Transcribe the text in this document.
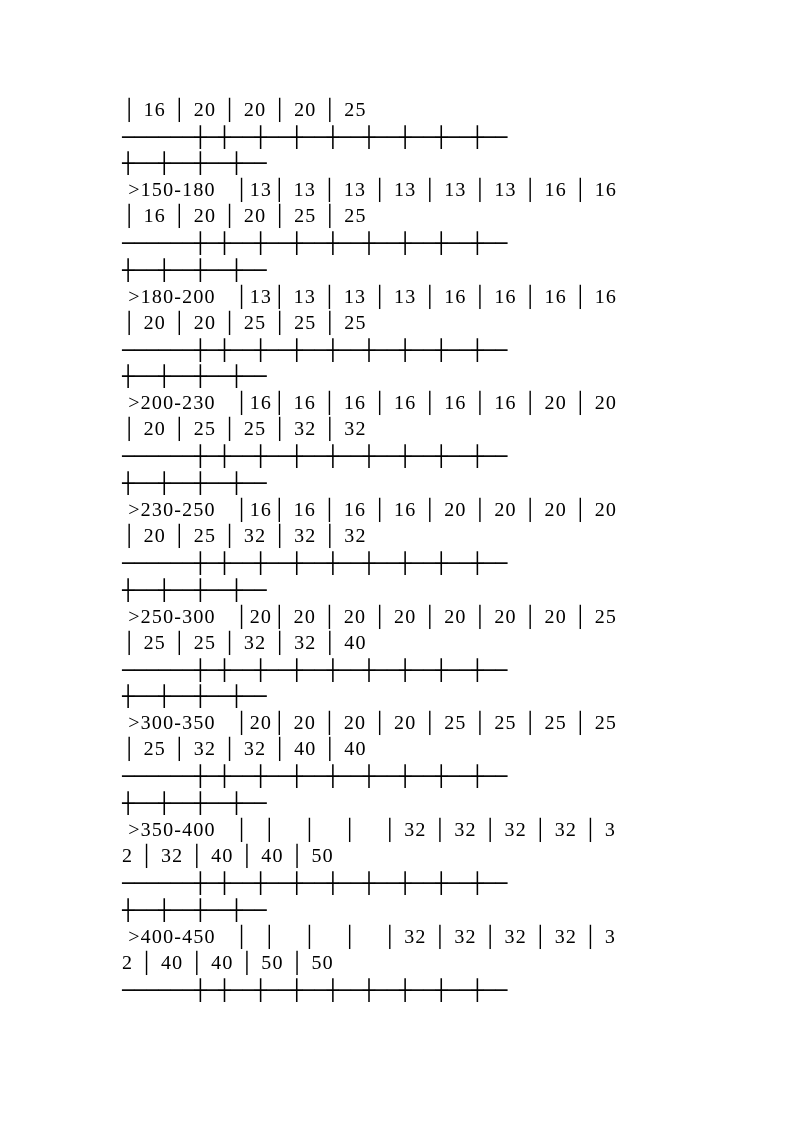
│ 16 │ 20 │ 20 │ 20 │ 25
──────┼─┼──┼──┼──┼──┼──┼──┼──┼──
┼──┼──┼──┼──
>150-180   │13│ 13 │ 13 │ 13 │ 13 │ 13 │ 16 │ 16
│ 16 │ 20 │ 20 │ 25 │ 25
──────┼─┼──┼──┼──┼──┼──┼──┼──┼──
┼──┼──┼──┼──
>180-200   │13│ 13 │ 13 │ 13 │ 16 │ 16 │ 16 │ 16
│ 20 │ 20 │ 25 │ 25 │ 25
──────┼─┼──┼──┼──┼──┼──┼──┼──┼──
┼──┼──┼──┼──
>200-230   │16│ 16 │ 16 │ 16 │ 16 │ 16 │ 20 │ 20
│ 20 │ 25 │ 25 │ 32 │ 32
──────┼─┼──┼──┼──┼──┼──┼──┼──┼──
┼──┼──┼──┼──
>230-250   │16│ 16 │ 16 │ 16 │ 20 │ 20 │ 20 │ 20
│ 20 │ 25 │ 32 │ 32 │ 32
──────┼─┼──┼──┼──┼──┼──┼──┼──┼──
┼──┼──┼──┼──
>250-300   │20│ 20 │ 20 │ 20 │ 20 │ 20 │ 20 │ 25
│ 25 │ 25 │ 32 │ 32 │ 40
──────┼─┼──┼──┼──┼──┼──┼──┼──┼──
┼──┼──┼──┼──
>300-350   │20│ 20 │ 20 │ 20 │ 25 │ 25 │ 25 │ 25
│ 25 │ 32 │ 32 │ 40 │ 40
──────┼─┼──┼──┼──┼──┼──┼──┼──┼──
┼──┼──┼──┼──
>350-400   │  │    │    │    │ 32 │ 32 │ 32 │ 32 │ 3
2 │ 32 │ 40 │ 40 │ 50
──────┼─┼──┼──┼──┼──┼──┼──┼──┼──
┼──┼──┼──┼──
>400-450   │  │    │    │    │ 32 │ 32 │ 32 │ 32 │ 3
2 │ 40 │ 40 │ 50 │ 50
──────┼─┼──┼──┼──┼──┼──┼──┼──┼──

════════════════

All of the records above must be copied exactly, except for the pictures.

Transcribe the text in this document.
│ 16 │ 20 │ 20 │ 20 │ 25
──────┼─┼──┼──┼──┼──┼──┼──┼──┼──
┼──┼──┼──┼──
>150-180   │13│ 13 │ 13 │ 13 │ 13 │ 13 │ 16 │ 16
│ 16 │ 20 │ 20 │ 25 │ 25
──────┼─┼──┼──┼──┼──┼──┼──┼──┼──
┼──┼──┼──┼──
>180-200   │13│ 13 │ 13 │ 13 │ 16 │ 16 │ 16 │ 16
│ 20 │ 20 │ 25 │ 25 │ 25
──────┼─┼──┼──┼──┼──┼──┼──┼──┼──
┼──┼──┼──┼──
>200-230   │16│ 16 │ 16 │ 16 │ 16 │ 16 │ 20 │ 20
│ 20 │ 25 │ 25 │ 32 │ 32
──────┼─┼──┼──┼──┼──┼──┼──┼──┼──
┼──┼──┼──┼──
>230-250   │16│ 16 │ 16 │ 16 │ 20 │ 20 │ 20 │ 20
│ 20 │ 25 │ 32 │ 32 │ 32
──────┼─┼──┼──┼──┼──┼──┼──┼──┼──
┼──┼──┼──┼──
>250-300   │20│ 20 │ 20 │ 20 │ 20 │ 20 │ 20 │ 25
│ 25 │ 25 │ 32 │ 32 │ 40
──────┼─┼──┼──┼──┼──┼──┼──┼──┼──
┼──┼──┼──┼──
>300-350   │20│ 20 │ 20 │ 20 │ 25 │ 25 │ 25 │ 25
│ 25 │ 32 │ 32 │ 40 │ 40
──────┼─┼──┼──┼──┼──┼──┼──┼──┼──
┼──┼──┼──┼──
>350-400   │  │    │    │    │ 32 │ 32 │ 32 │ 32 │ 3
2 │ 32 │ 40 │ 40 │ 50
──────┼─┼──┼──┼──┼──┼──┼──┼──┼──
┼──┼──┼──┼──
>400-450   │  │    │    │    │ 32 │ 32 │ 32 │ 32 │ 3
2 │ 40 │ 40 │ 50 │ 50
──────┼─┼──┼──┼──┼──┼──┼──┼──┼──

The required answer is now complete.